ENTRIES PROVIDED —
----

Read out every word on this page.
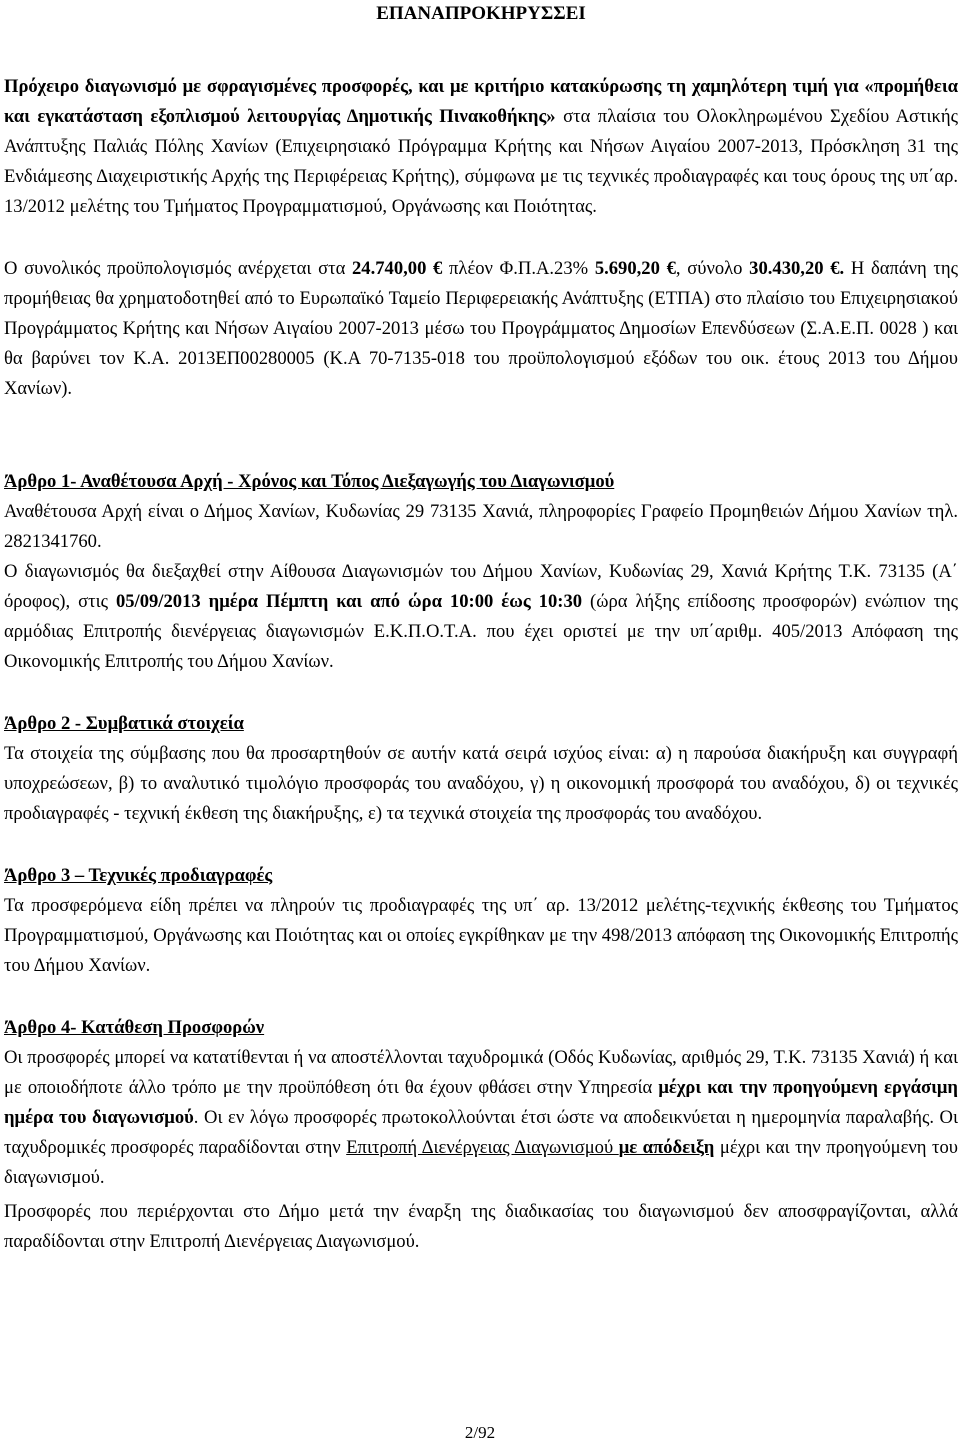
ΕΠΑΝΑΠΡΟΚΗΡΥΣΣΕΙ

Πρόχειρο διαγωνισμό με σφραγισμένες προσφορές, και με κριτήριο κατακύρωσης τη χαμηλότερη τιμή για «προμήθεια και εγκατάσταση εξοπλισμού λειτουργίας Δημοτικής Πινακοθήκης» στα πλαίσια του Ολοκληρωμένου Σχεδίου Αστικής Ανάπτυξης Παλιάς Πόλης Χανίων (Επιχειρησιακό Πρόγραμμα Κρήτης και Νήσων Αιγαίου 2007-2013, Πρόσκληση 31 της Ενδιάμεσης Διαχειριστικής Αρχής της Περιφέρειας Κρήτης), σύμφωνα με τις τεχνικές προδιαγραφές και τους όρους της υπ΄αρ. 13/2012 μελέτης του Τμήματος Προγραμματισμού, Οργάνωσης και Ποιότητας.

Ο συνολικός προϋπολογισμός ανέρχεται στα 24.740,00 € πλέον Φ.Π.Α.23% 5.690,20 €, σύνολο 30.430,20 €. Η δαπάνη της προμήθειας θα χρηματοδοτηθεί από το Ευρωπαϊκό Ταμείο Περιφερειακής Ανάπτυξης (ΕΤΠΑ) στο πλαίσιο του Επιχειρησιακού Προγράμματος Κρήτης και Νήσων Αιγαίου 2007-2013 μέσω του Προγράμματος Δημοσίων Επενδύσεων (Σ.Α.Ε.Π. 0028 ) και θα βαρύνει τον Κ.Α. 2013ΕΠ00280005 (Κ.Α 70-7135-018 του προϋπολογισμού εξόδων του οικ. έτους 2013 του Δήμου Χανίων).

Άρθρο 1- Αναθέτουσα Αρχή - Χρόνος και Τόπος Διεξαγωγής του Διαγωνισμού

Αναθέτουσα Αρχή είναι ο Δήμος Χανίων, Κυδωνίας 29 73135 Χανιά, πληροφορίες Γραφείο Προμηθειών Δήμου Χανίων τηλ. 2821341760.

Ο διαγωνισμός θα διεξαχθεί στην Αίθουσα Διαγωνισμών του Δήμου Χανίων, Κυδωνίας 29, Χανιά Κρήτης Τ.Κ. 73135 (Α΄ όροφος), στις 05/09/2013 ημέρα Πέμπτη και από ώρα 10:00 έως 10:30 (ώρα λήξης επίδοσης προσφορών) ενώπιον της αρμόδιας Επιτροπής διενέργειας διαγωνισμών Ε.Κ.Π.Ο.Τ.Α. που έχει οριστεί με την υπ΄αριθμ. 405/2013 Απόφαση της Οικονομικής Επιτροπής του Δήμου Χανίων.

Άρθρο 2 - Συμβατικά στοιχεία

Τα στοιχεία της σύμβασης που θα προσαρτηθούν σε αυτήν κατά σειρά ισχύος είναι: α) η παρούσα διακήρυξη και συγγραφή υποχρεώσεων, β) το αναλυτικό τιμολόγιο προσφοράς του αναδόχου, γ) η οικονομική προσφορά του αναδόχου, δ) οι τεχνικές προδιαγραφές - τεχνική έκθεση της διακήρυξης, ε) τα τεχνικά στοιχεία της προσφοράς του αναδόχου.

Άρθρο 3 – Τεχνικές προδιαγραφές

Τα προσφερόμενα είδη πρέπει να πληρούν τις προδιαγραφές της υπ΄ αρ. 13/2012 μελέτης-τεχνικής έκθεσης του Τμήματος Προγραμματισμού, Οργάνωσης και Ποιότητας και οι οποίες εγκρίθηκαν με την 498/2013 απόφαση της Οικονομικής Επιτροπής του Δήμου Χανίων.

Άρθρο 4- Κατάθεση Προσφορών

Οι προσφορές μπορεί να κατατίθενται ή να αποστέλλονται ταχυδρομικά (Οδός Κυδωνίας, αριθμός 29, Τ.Κ. 73135 Χανιά) ή και με οποιοδήποτε άλλο τρόπο με την προϋπόθεση ότι θα έχουν φθάσει στην Υπηρεσία μέχρι και την προηγούμενη εργάσιμη ημέρα του διαγωνισμού. Οι εν λόγω προσφορές πρωτοκολλούνται έτσι ώστε να αποδεικνύεται η ημερομηνία παραλαβής. Οι ταχυδρομικές προσφορές παραδίδονται στην Επιτροπή Διενέργειας Διαγωνισμού με απόδειξη μέχρι και την προηγούμενη του διαγωνισμού.

Προσφορές που περιέρχονται στο Δήμο μετά την έναρξη της διαδικασίας του διαγωνισμού δεν αποσφραγίζονται, αλλά παραδίδονται στην Επιτροπή Διενέργειας Διαγωνισμού.

2/92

----

BRIEF — Which lines contain "στοιχεία"? Copy each of them.

SOLUTION TO THIS EXERCISE —
Άρθρο 2 - Συμβατικά στοιχεία
Τα στοιχεία της σύμβασης που θα προσαρτηθούν σε αυτήν κατά σειρά ισχύος είναι: α) η παρούσα διακήρυξη και συγγραφή υποχρεώσεων, β) το αναλυτικό τιμολόγιο προσφοράς του αναδόχου, γ) η οικονομική προσφορά του αναδόχου, δ) οι τεχνικές προδιαγραφές - τεχνική έκθεση της διακήρυξης, ε) τα τεχνικά στοιχεία της προσφοράς του αναδόχου.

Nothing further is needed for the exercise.